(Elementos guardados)
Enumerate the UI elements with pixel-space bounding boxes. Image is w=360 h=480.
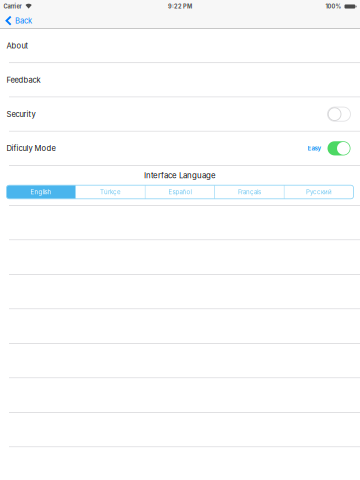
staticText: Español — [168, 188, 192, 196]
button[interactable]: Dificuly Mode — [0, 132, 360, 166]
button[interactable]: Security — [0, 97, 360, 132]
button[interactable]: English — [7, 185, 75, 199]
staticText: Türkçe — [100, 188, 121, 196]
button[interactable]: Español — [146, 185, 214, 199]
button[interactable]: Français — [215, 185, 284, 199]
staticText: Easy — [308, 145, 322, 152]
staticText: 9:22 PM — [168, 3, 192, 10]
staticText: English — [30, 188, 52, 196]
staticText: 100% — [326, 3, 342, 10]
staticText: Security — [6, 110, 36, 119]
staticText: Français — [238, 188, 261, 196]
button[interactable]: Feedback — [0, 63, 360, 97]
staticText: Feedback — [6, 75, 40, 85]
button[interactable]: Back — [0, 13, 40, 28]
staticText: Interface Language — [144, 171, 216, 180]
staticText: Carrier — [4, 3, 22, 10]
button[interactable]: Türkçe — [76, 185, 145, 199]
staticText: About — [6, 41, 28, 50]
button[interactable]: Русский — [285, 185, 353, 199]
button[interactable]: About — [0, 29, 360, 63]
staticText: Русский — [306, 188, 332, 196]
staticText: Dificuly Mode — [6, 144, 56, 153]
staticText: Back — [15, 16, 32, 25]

---

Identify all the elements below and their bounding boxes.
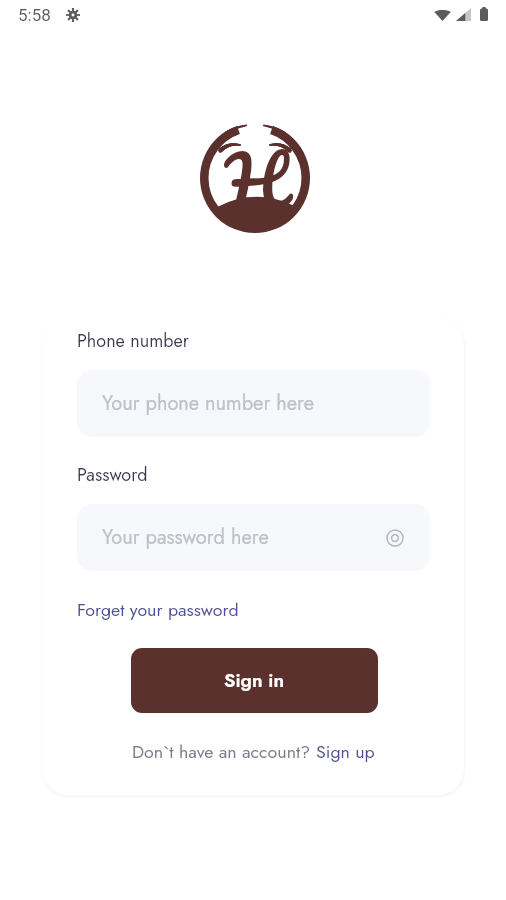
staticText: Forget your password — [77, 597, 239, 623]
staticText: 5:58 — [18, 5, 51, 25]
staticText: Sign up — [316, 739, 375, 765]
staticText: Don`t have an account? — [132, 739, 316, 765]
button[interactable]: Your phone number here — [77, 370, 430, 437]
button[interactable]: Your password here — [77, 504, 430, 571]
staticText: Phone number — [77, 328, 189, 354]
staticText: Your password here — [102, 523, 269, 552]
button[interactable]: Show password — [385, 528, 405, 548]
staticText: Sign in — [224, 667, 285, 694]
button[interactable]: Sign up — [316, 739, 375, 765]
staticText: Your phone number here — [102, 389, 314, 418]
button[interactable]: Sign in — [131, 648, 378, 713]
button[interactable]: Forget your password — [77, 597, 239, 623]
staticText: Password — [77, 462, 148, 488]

--

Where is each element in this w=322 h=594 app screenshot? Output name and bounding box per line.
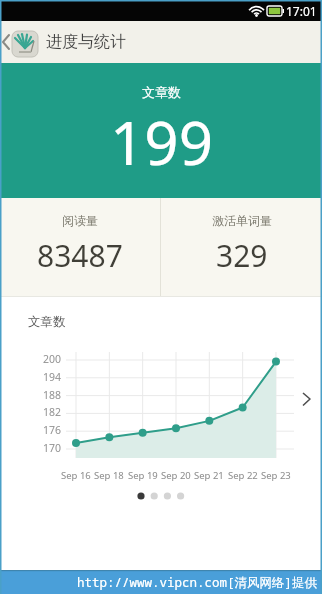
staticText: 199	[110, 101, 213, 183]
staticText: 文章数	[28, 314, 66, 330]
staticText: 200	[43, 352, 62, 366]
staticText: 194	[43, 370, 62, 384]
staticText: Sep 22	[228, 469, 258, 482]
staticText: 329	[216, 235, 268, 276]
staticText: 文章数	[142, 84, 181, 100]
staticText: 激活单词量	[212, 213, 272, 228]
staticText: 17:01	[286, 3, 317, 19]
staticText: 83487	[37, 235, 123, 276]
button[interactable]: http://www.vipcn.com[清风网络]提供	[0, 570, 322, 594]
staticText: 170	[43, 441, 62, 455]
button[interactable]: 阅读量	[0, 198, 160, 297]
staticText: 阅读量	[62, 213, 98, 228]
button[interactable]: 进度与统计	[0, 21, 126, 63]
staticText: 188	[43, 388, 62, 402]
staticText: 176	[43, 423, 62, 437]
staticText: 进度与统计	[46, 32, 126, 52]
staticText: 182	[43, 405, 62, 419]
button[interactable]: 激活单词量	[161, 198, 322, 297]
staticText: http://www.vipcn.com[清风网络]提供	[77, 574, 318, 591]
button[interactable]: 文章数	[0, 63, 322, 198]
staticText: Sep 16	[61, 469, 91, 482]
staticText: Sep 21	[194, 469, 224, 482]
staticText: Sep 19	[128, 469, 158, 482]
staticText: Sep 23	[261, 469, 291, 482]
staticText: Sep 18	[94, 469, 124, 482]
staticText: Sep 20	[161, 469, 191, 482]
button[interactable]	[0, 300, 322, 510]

INSTRUCCIÓN ESCRITA:
Reproduce tal cual todo el listado desde la línea que contiene "staticText: Forget your" hasta la que contiene "staticText: Your phone", incluidas ambas.

TAREA RESUELTA:
staticText: Forget your password — [77, 597, 239, 623]
staticText: 5:58 — [18, 5, 51, 25]
staticText: Sign up — [316, 739, 375, 765]
staticText: Don`t have an account? — [132, 739, 316, 765]
button[interactable]: Your phone number here — [77, 370, 430, 437]
button[interactable]: Your password here — [77, 504, 430, 571]
staticText: Phone number — [77, 328, 189, 354]
staticText: Your password here — [102, 523, 269, 552]
button[interactable]: Show password — [385, 528, 405, 548]
staticText: Sign in — [224, 667, 285, 694]
button[interactable]: Sign up — [316, 739, 375, 765]
staticText: Your phone number here — [102, 389, 314, 418]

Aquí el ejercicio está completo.